** START **
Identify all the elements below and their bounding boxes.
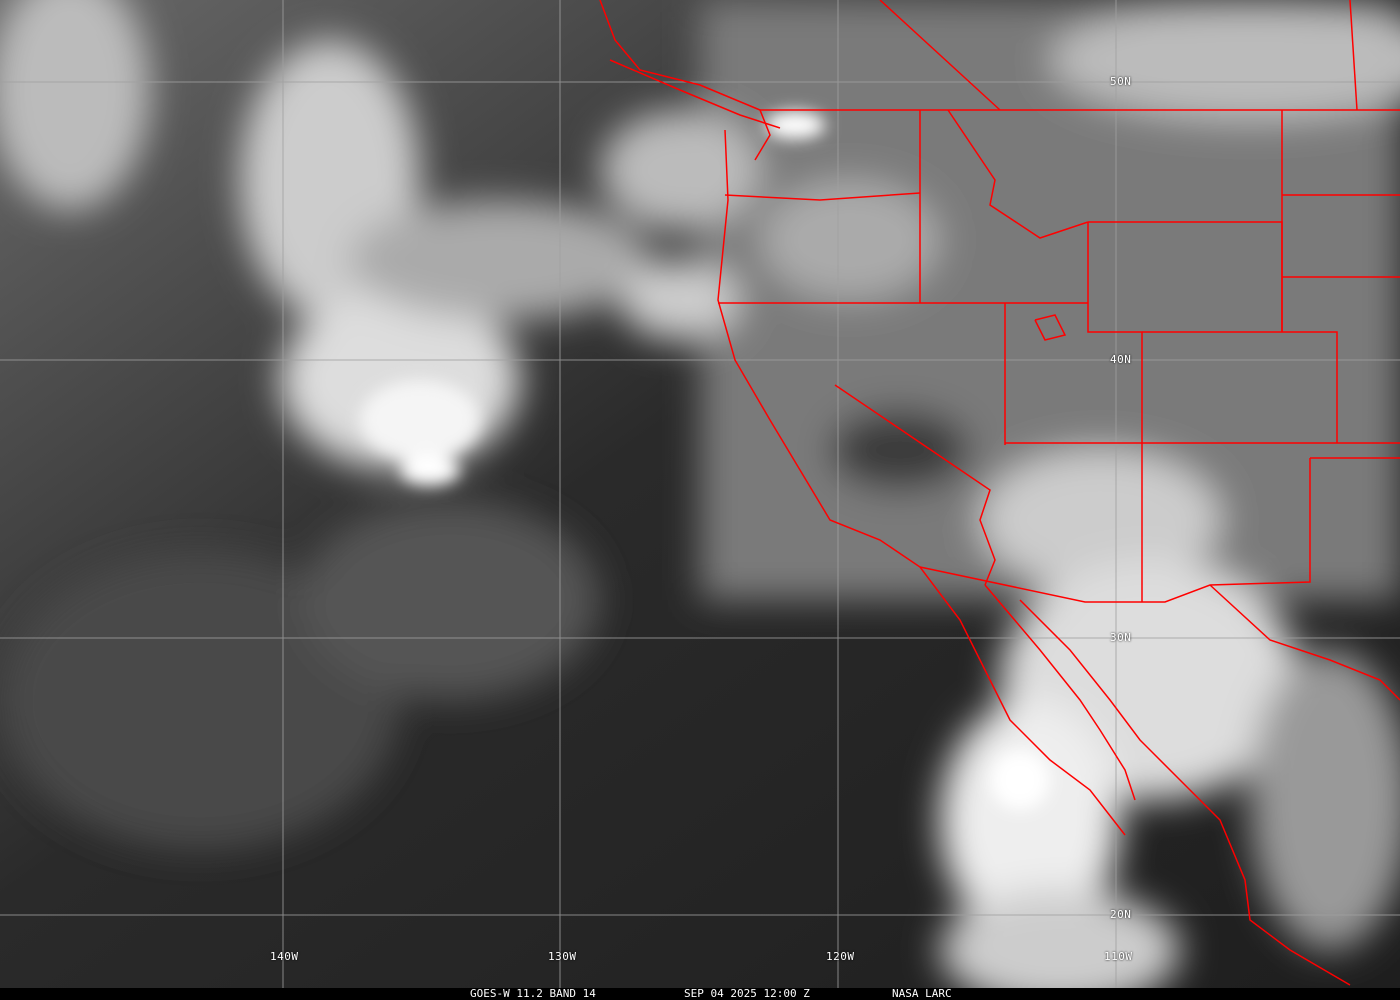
lon-label-130w: 130W xyxy=(548,950,577,963)
lat-label-50n: 50N xyxy=(1110,75,1132,88)
source-label: NASA LARC xyxy=(892,987,952,1000)
timestamp-label: SEP 04 2025 12:00 Z xyxy=(684,987,810,1000)
political-borders xyxy=(599,0,1400,986)
lon-label-140w: 140W xyxy=(270,950,299,963)
lat-label-20n: 20N xyxy=(1110,908,1132,921)
lon-label-110w: 110W xyxy=(1104,950,1133,963)
lat-label-30n: 30N xyxy=(1110,631,1132,644)
lat-label-40n: 40N xyxy=(1110,353,1132,366)
image-caption-bar: GOES-W 11.2 BAND 14 SEP 04 2025 12:00 Z … xyxy=(0,988,1400,1000)
satellite-band-label: GOES-W 11.2 BAND 14 xyxy=(470,987,596,1000)
lon-label-120w: 120W xyxy=(826,950,855,963)
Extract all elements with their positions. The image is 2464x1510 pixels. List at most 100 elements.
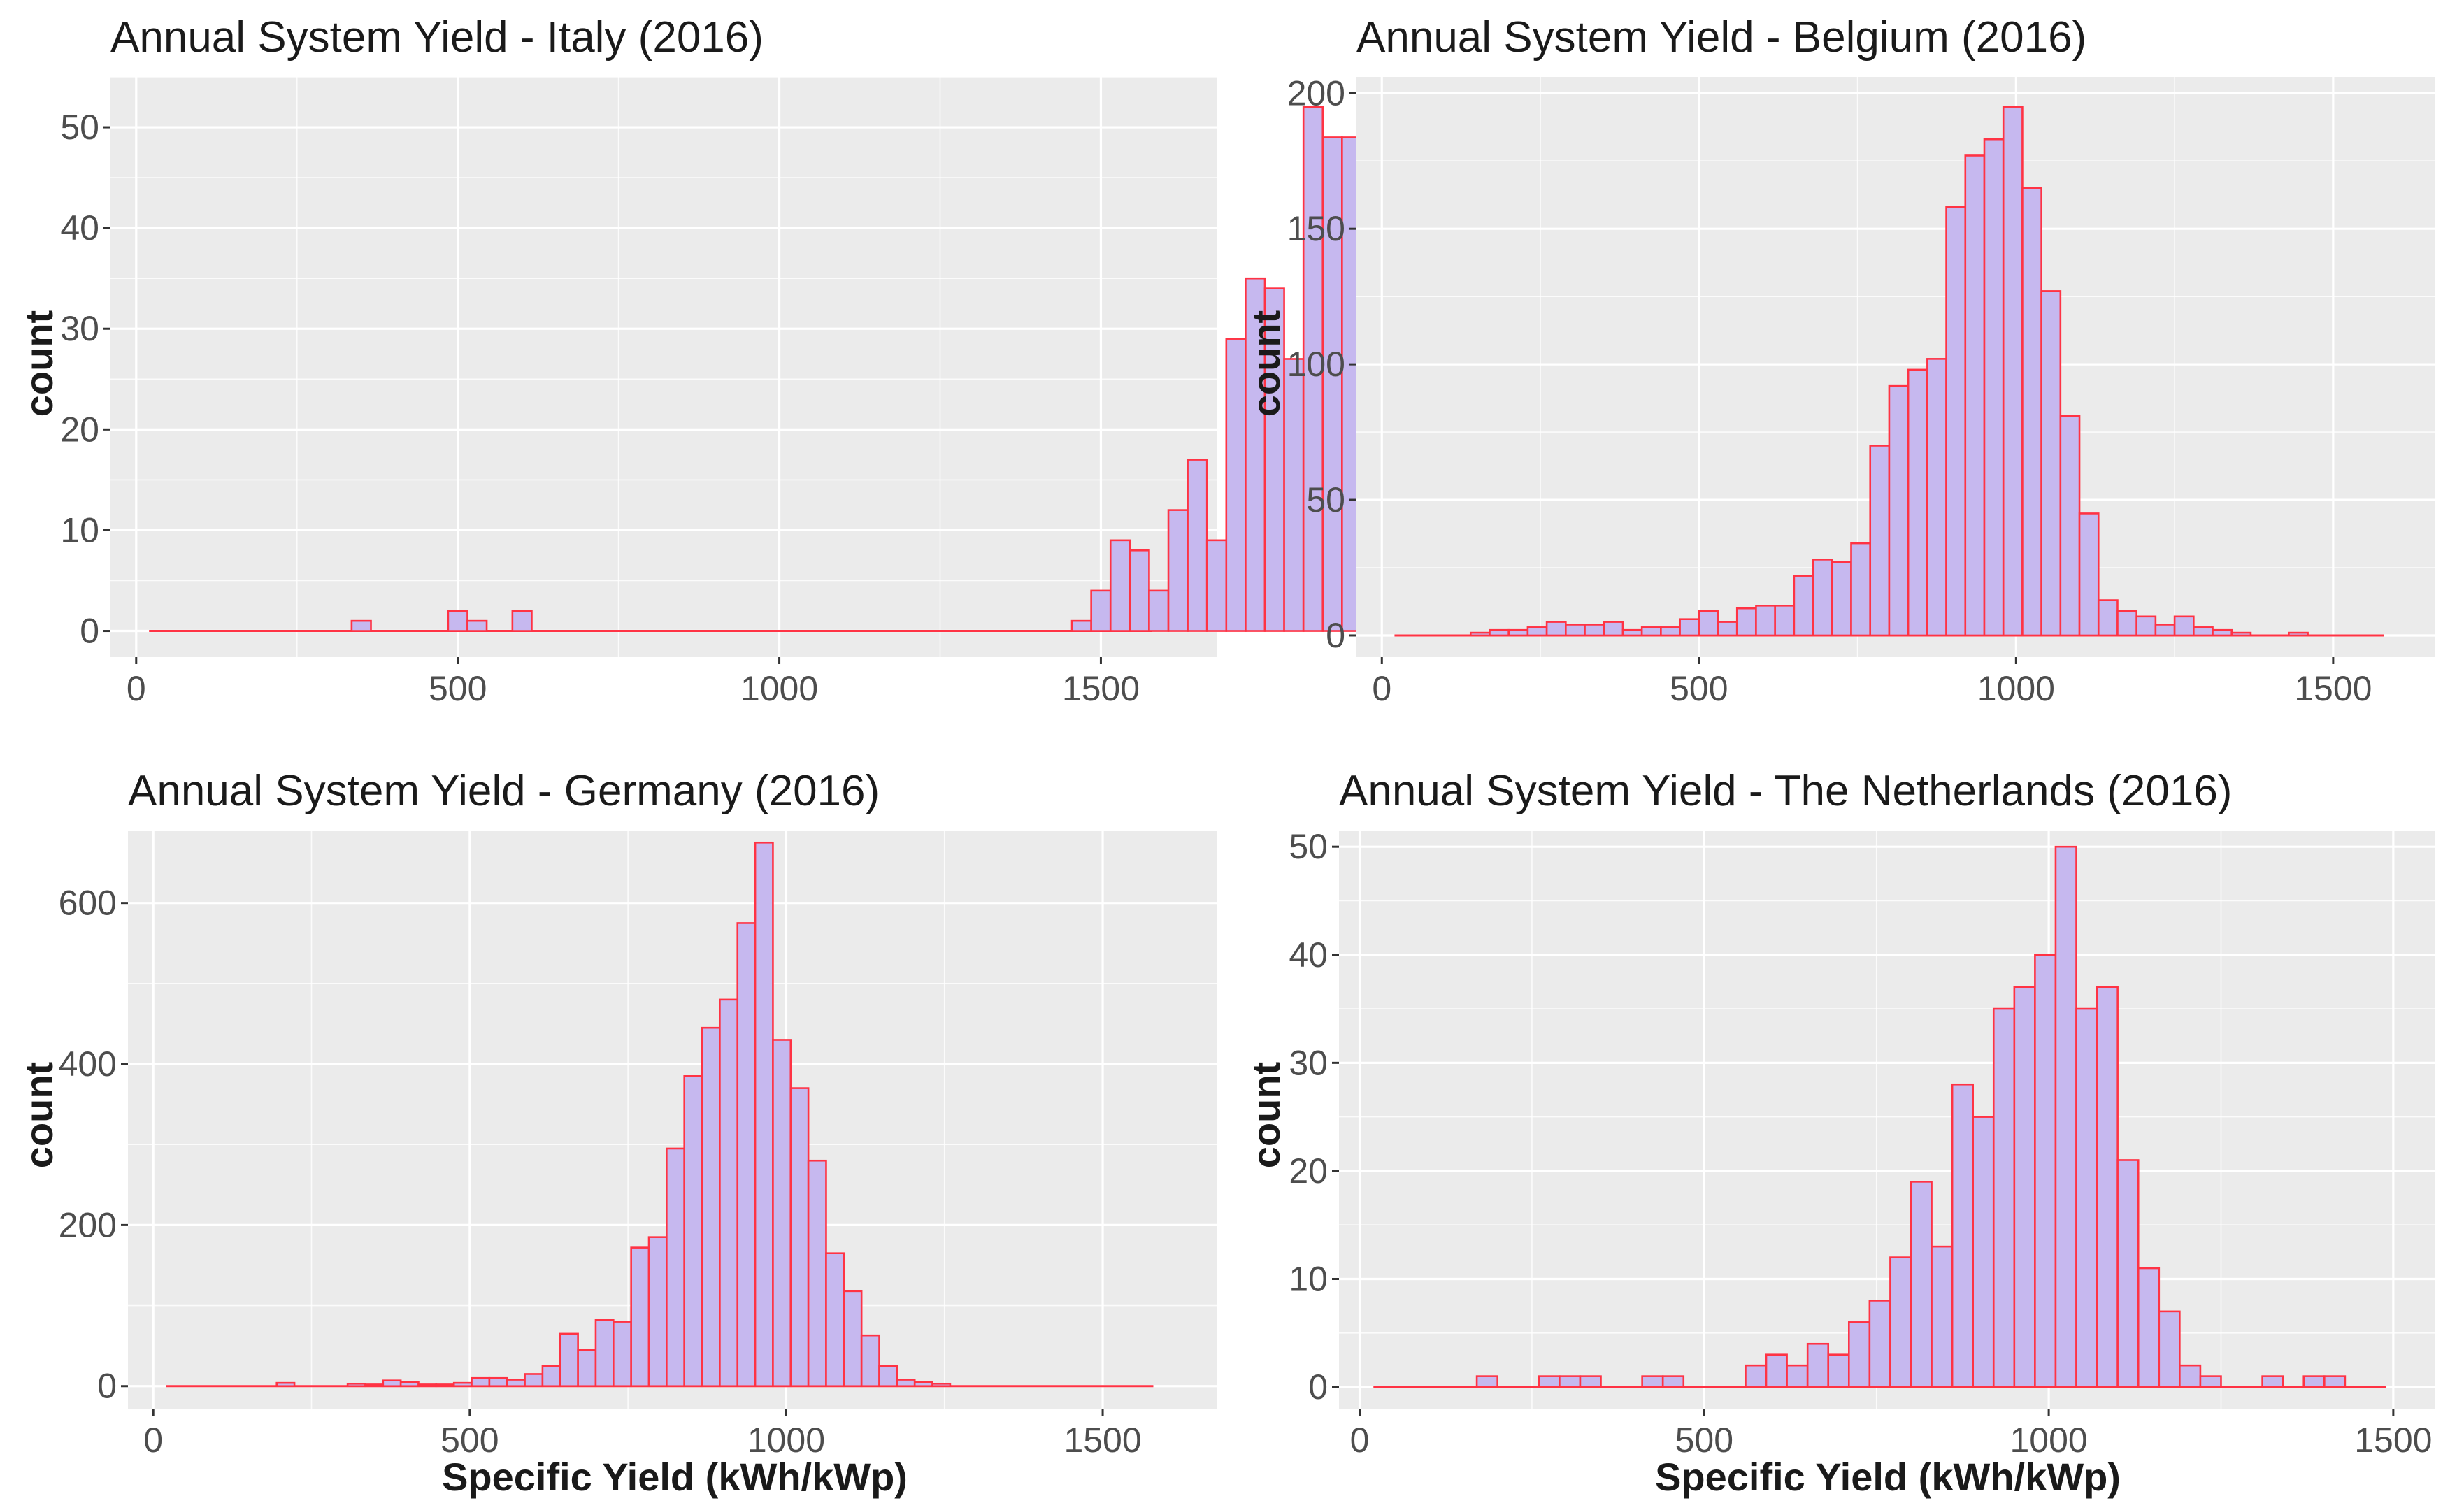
histogram-bar [1469, 631, 1491, 637]
x-tick-label: 1500 [1062, 669, 1140, 708]
histogram-bar [1964, 154, 1986, 637]
x-axis-label: Specific Yield (kWh/kWp) [442, 1455, 908, 1499]
y-tick-label: 10 [1289, 1260, 1328, 1299]
x-tick-label: 500 [429, 669, 487, 708]
histogram-bar [1129, 549, 1150, 632]
chart-germany: Annual System Yield - Germany (2016) cou… [17, 767, 1217, 1499]
histogram-bar [1579, 1375, 1602, 1388]
histogram-bar [2173, 615, 2195, 637]
histogram-bar [2261, 1375, 2284, 1388]
y-tick-label: 30 [1289, 1043, 1328, 1082]
y-tick-label: 150 [1287, 209, 1345, 248]
histogram-bar [1070, 619, 1092, 632]
histogram-bar [1167, 509, 1189, 632]
histogram-bar [452, 1381, 473, 1388]
histogram-bar [2078, 512, 2100, 637]
histogram-bar [1660, 626, 1681, 637]
y-tick-label: 40 [1289, 935, 1328, 975]
histogram-bar [825, 1252, 845, 1388]
histogram-bar [2097, 599, 2119, 637]
histogram-bar [399, 1381, 420, 1388]
histogram-bar [2096, 986, 2119, 1388]
x-tick-label: 1500 [2354, 1421, 2432, 1460]
histogram-bar [1565, 624, 1586, 637]
histogram-bar [346, 1382, 366, 1388]
histogram-bar [1931, 1245, 1954, 1388]
y-tick-label: 0 [97, 1367, 117, 1406]
histogram-bar [511, 610, 533, 632]
histogram-bar [506, 1379, 526, 1388]
histogram-bar [1205, 539, 1228, 632]
histogram-bar [275, 1381, 296, 1388]
histogram-bar [1755, 605, 1776, 637]
histogram-bar [1735, 607, 1757, 637]
histogram-bar [1888, 384, 1910, 637]
histogram-bar [1786, 1364, 1809, 1388]
histogram-bar [2034, 954, 2057, 1388]
chart-title: Annual System Yield - The Netherlands (2… [1339, 767, 2232, 815]
histogram-bar [843, 1290, 863, 1388]
histogram-bar [2116, 1159, 2140, 1388]
y-tick-label: 50 [1306, 480, 1345, 519]
histogram-bar [2054, 845, 2077, 1388]
x-tick-label: 1000 [2010, 1421, 2087, 1460]
y-tick-label: 30 [60, 309, 99, 348]
histogram-bar [1245, 277, 1266, 632]
histogram-bar [1109, 539, 1131, 632]
histogram-bar [1850, 542, 1872, 637]
histogram-bar [878, 1365, 898, 1388]
y-tick-label: 600 [59, 884, 117, 923]
histogram-bar [1559, 1375, 1582, 1388]
plot-panel [110, 77, 1217, 657]
histogram-bar [913, 1381, 933, 1388]
chart-netherlands: Annual System Yield - The Netherlands (2… [1244, 767, 2435, 1499]
histogram-bar [2154, 624, 2176, 637]
x-tick-label: 0 [1372, 669, 1391, 708]
histogram-bar [1745, 1364, 1768, 1388]
x-tick-label: 500 [1675, 1421, 1733, 1460]
x-tick-label: 1000 [747, 1421, 825, 1460]
histogram-bar [2002, 106, 2024, 637]
histogram-bar [2323, 1375, 2347, 1388]
histogram-bar [1806, 1342, 1830, 1388]
histogram-bar [754, 841, 774, 1388]
x-tick-label: 1500 [1063, 1421, 1141, 1460]
plot-area: 0 500 1000 1500 0 50 100 150 200 [1287, 73, 2435, 708]
histogram-bar [1679, 618, 1700, 637]
plot-area: 0 500 1000 1500 0 200 400 600 [59, 830, 1217, 1460]
x-tick-label: 0 [143, 1421, 163, 1460]
histogram-bar [559, 1332, 579, 1388]
histogram-bar [736, 922, 757, 1388]
histogram-bar [1765, 1353, 1788, 1388]
y-tick-label: 200 [59, 1205, 117, 1244]
histogram-bar [350, 619, 372, 632]
y-tick-label: 100 [1287, 345, 1345, 384]
histogram-bar [896, 1379, 916, 1388]
histogram-bar [1774, 605, 1796, 637]
histogram-bar [541, 1365, 561, 1388]
x-tick-label: 1500 [2294, 669, 2372, 708]
histogram-bar [2230, 631, 2252, 637]
plot-area: 0 500 1000 1500 0 10 20 30 40 50 [1289, 827, 2435, 1460]
histogram-bar [2179, 1364, 2202, 1388]
y-tick-label: 50 [60, 108, 99, 147]
histogram-bar [1869, 445, 1891, 637]
y-tick-label: 0 [1326, 616, 1345, 655]
histogram-bar [1545, 621, 1567, 637]
histogram-bar [1603, 621, 1624, 637]
histogram-bar [2212, 628, 2233, 637]
histogram-bar [471, 1376, 491, 1388]
histogram-bar [2135, 615, 2157, 637]
histogram-bar [647, 1236, 668, 1388]
histogram-bar [1717, 621, 1738, 637]
chart-belgium: Annual System Yield - Belgium (2016) cou… [1244, 13, 2435, 708]
histogram-bar [1661, 1375, 1685, 1388]
histogram-bar [1090, 589, 1112, 632]
histogram-bar [417, 1383, 438, 1388]
histogram-bar [1812, 559, 1833, 637]
y-tick-label: 50 [1289, 827, 1328, 866]
histogram-bar [447, 610, 468, 632]
histogram-bar [719, 998, 739, 1388]
histogram-bar [1972, 1116, 1995, 1388]
histogram-bar [1489, 628, 1510, 637]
** END **
• Your goal: Copy every line of the items above verbatim, and leave out the pictures.

• Output:
Identify all the elements below and their bounding boxes.
lon-label-130w: 130W xyxy=(548,950,577,963)
lat-label-50n: 50N xyxy=(1110,75,1132,88)
source-label: NASA LARC xyxy=(892,987,952,1000)
timestamp-label: SEP 04 2025 12:00 Z xyxy=(684,987,810,1000)
political-borders xyxy=(599,0,1400,986)
lon-label-140w: 140W xyxy=(270,950,299,963)
lat-label-20n: 20N xyxy=(1110,908,1132,921)
lon-label-110w: 110W xyxy=(1104,950,1133,963)
lat-label-30n: 30N xyxy=(1110,631,1132,644)
lat-label-40n: 40N xyxy=(1110,353,1132,366)
image-caption-bar: GOES-W 11.2 BAND 14 SEP 04 2025 12:00 Z … xyxy=(0,988,1400,1000)
satellite-band-label: GOES-W 11.2 BAND 14 xyxy=(470,987,596,1000)
lon-label-120w: 120W xyxy=(826,950,855,963)
Extract all elements with their positions. The image is 2464x1510 pixels. List at most 100 elements.
histogram-bar [1469, 631, 1491, 637]
x-tick-label: 1500 [1062, 669, 1140, 708]
histogram-bar [1964, 154, 1986, 637]
x-axis-label: Specific Yield (kWh/kWp) [442, 1455, 908, 1499]
y-tick-label: 10 [1289, 1260, 1328, 1299]
x-tick-label: 500 [429, 669, 487, 708]
histogram-bar [1129, 549, 1150, 632]
chart-germany: Annual System Yield - Germany (2016) cou… [17, 767, 1217, 1499]
histogram-bar [1579, 1375, 1602, 1388]
histogram-bar [2173, 615, 2195, 637]
histogram-bar [2261, 1375, 2284, 1388]
y-tick-label: 30 [1289, 1043, 1328, 1082]
y-tick-label: 150 [1287, 209, 1345, 248]
histogram-bar [1070, 619, 1092, 632]
histogram-bar [1167, 509, 1189, 632]
histogram-bar [452, 1381, 473, 1388]
histogram-bar [2078, 512, 2100, 637]
histogram-bar [1660, 626, 1681, 637]
y-tick-label: 40 [1289, 935, 1328, 975]
histogram-bar [825, 1252, 845, 1388]
histogram-bar [2097, 599, 2119, 637]
histogram-bar [399, 1381, 420, 1388]
histogram-bar [2096, 986, 2119, 1388]
x-tick-label: 1500 [2354, 1421, 2432, 1460]
histogram-bar [1565, 624, 1586, 637]
histogram-bar [346, 1382, 366, 1388]
histogram-bar [1931, 1245, 1954, 1388]
y-tick-label: 0 [97, 1367, 117, 1406]
histogram-bar [511, 610, 533, 632]
histogram-bar [506, 1379, 526, 1388]
histogram-bar [1205, 539, 1228, 632]
histogram-bar [275, 1381, 296, 1388]
histogram-bar [1755, 605, 1776, 637]
histogram-bar [1735, 607, 1757, 637]
histogram-bar [1888, 384, 1910, 637]
histogram-bar [1786, 1364, 1809, 1388]
histogram-bar [2034, 954, 2057, 1388]
chart-title: Annual System Yield - The Netherlands (2… [1339, 767, 2232, 815]
histogram-bar [843, 1290, 863, 1388]
histogram-bar [2116, 1159, 2140, 1388]
y-tick-label: 50 [1306, 480, 1345, 519]
histogram-bar [2054, 845, 2077, 1388]
x-tick-label: 1000 [2010, 1421, 2087, 1460]
y-tick-label: 30 [60, 309, 99, 348]
histogram-bar [1245, 277, 1266, 632]
histogram-bar [1109, 539, 1131, 632]
histogram-bar [1850, 542, 1872, 637]
histogram-bar [878, 1365, 898, 1388]
y-tick-label: 600 [59, 884, 117, 923]
histogram-bar [1559, 1375, 1582, 1388]
plot-panel [110, 77, 1217, 657]
histogram-bar [913, 1381, 933, 1388]
chart-netherlands: Annual System Yield - The Netherlands (2… [1244, 767, 2435, 1499]
histogram-bar [2154, 624, 2176, 637]
x-tick-label: 0 [1372, 669, 1391, 708]
histogram-bar [1745, 1364, 1768, 1388]
x-tick-label: 500 [1675, 1421, 1733, 1460]
x-tick-label: 1000 [747, 1421, 825, 1460]
histogram-bar [2002, 106, 2024, 637]
histogram-bar [2323, 1375, 2347, 1388]
histogram-bar [1806, 1342, 1830, 1388]
histogram-bar [754, 841, 774, 1388]
x-tick-label: 1500 [1063, 1421, 1141, 1460]
plot-area: 0 500 1000 1500 0 50 100 150 200 [1287, 73, 2435, 708]
histogram-bar [1679, 618, 1700, 637]
plot-area: 0 500 1000 1500 0 200 400 600 [59, 830, 1217, 1460]
x-tick-label: 0 [143, 1421, 163, 1460]
histogram-bar [559, 1332, 579, 1388]
histogram-bar [736, 922, 757, 1388]
histogram-bar [1765, 1353, 1788, 1388]
y-tick-label: 200 [59, 1205, 117, 1244]
histogram-bar [350, 619, 372, 632]
y-tick-label: 100 [1287, 345, 1345, 384]
histogram-bar [896, 1379, 916, 1388]
histogram-bar [1774, 605, 1796, 637]
histogram-bar [541, 1365, 561, 1388]
x-tick-label: 1500 [2294, 669, 2372, 708]
histogram-bar [2230, 631, 2252, 637]
plot-area: 0 500 1000 1500 0 10 20 30 40 50 [1289, 827, 2435, 1460]
histogram-bar [2179, 1364, 2202, 1388]
y-tick-label: 50 [60, 108, 99, 147]
histogram-bar [1869, 445, 1891, 637]
y-tick-label: 0 [1326, 616, 1345, 655]
histogram-bar [1545, 621, 1567, 637]
histogram-bar [1603, 621, 1624, 637]
histogram-bar [2212, 628, 2233, 637]
histogram-bar [471, 1376, 491, 1388]
histogram-bar [2135, 615, 2157, 637]
histogram-bar [647, 1236, 668, 1388]
histogram-bar [1717, 621, 1738, 637]
chart-belgium: Annual System Yield - Belgium (2016) cou… [1244, 13, 2435, 708]
histogram-bar [1661, 1375, 1685, 1388]
histogram-bar [1090, 589, 1112, 632]
histogram-bar [417, 1383, 438, 1388]
histogram-bar [1812, 559, 1833, 637]
y-tick-label: 50 [1289, 827, 1328, 866]
histogram-bar [447, 610, 468, 632]
histogram-bar [719, 998, 739, 1388]
histogram-bar [1972, 1116, 1995, 1388]
histogram-bar [1489, 628, 1510, 637]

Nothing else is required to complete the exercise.